[Extracted information]:
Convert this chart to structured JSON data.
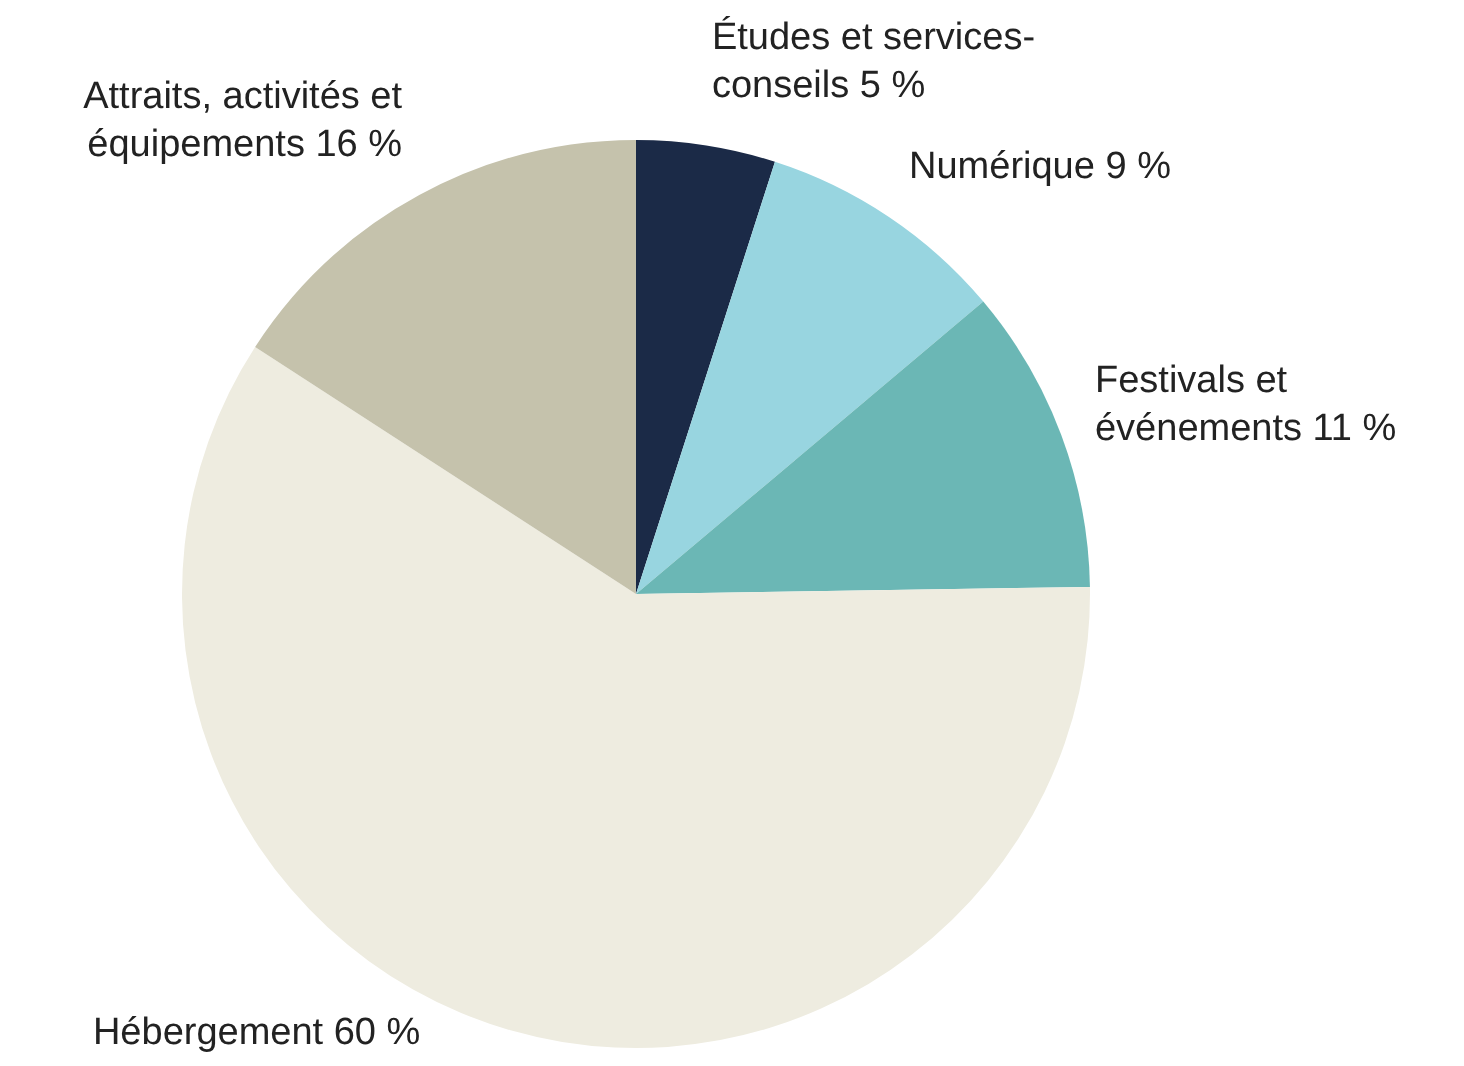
{
  "chart_data": {
    "type": "pie",
    "categories": [
      "Études et services-conseils",
      "Numérique",
      "Festivals et événements",
      "Hébergement",
      "Attraits, activités et équipements"
    ],
    "values": [
      5,
      9,
      11,
      60,
      16
    ],
    "value_labels": [
      "5 %",
      "9 %",
      "11 %",
      "60 %",
      "16 %"
    ],
    "colors": [
      "#1b2a47",
      "#98d5e0",
      "#6bb7b5",
      "#eeece0",
      "#c5c2ac"
    ],
    "legend": false
  }
}
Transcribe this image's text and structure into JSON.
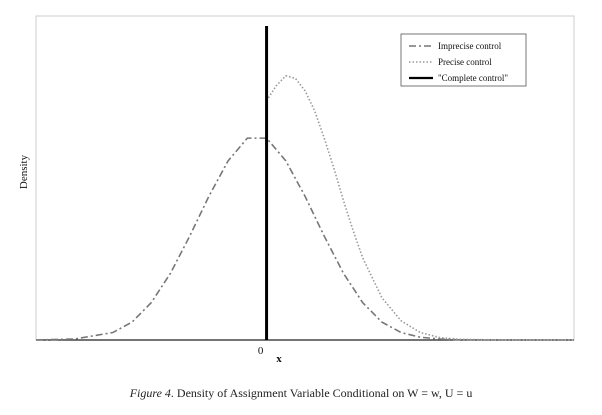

[Task to complete]: Replicate the material above verbatim; images stay out of the copy.

[Result below]:
Convert this chart to structured JSON data.
{
  "chart_data": {
    "type": "pie",
    "categories": [
      "Études et services-conseils",
      "Numérique",
      "Festivals et événements",
      "Hébergement",
      "Attraits, activités et équipements"
    ],
    "values": [
      5,
      9,
      11,
      60,
      16
    ],
    "value_labels": [
      "5 %",
      "9 %",
      "11 %",
      "60 %",
      "16 %"
    ],
    "colors": [
      "#1b2a47",
      "#98d5e0",
      "#6bb7b5",
      "#eeece0",
      "#c5c2ac"
    ],
    "legend": false
  }
}
Transcribe this image's text and structure into JSON.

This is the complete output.